## Aim
Go through the entries and count the lines with the string "расходы" in them. Give only that number.

## Given entries
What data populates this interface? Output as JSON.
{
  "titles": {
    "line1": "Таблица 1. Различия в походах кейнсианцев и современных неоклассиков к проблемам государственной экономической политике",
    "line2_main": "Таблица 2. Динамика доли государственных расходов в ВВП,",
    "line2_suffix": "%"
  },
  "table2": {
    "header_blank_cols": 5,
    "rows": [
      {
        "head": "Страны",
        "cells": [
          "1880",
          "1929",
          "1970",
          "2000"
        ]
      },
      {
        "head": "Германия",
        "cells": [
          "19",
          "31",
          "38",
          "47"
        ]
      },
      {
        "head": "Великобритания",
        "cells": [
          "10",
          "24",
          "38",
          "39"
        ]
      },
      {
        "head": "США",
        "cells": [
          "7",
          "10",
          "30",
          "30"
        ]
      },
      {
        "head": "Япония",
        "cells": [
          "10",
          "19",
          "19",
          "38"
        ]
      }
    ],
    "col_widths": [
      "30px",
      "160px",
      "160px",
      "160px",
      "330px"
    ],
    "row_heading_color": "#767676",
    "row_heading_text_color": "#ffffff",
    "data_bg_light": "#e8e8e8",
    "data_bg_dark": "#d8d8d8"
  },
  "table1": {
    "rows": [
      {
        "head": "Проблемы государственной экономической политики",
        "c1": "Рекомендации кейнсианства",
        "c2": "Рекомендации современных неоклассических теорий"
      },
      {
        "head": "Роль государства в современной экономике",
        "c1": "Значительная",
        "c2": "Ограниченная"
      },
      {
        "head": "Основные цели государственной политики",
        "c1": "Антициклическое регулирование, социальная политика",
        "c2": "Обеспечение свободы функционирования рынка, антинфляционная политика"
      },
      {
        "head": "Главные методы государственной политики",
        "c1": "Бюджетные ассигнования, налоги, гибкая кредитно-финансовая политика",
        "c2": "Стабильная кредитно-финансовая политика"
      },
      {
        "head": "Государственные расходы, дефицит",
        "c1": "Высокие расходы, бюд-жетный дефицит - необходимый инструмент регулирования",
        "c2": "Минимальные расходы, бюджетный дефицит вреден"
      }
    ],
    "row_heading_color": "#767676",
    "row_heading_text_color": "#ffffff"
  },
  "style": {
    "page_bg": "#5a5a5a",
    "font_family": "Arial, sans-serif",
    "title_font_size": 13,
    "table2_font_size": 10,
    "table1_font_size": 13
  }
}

## Full answer
3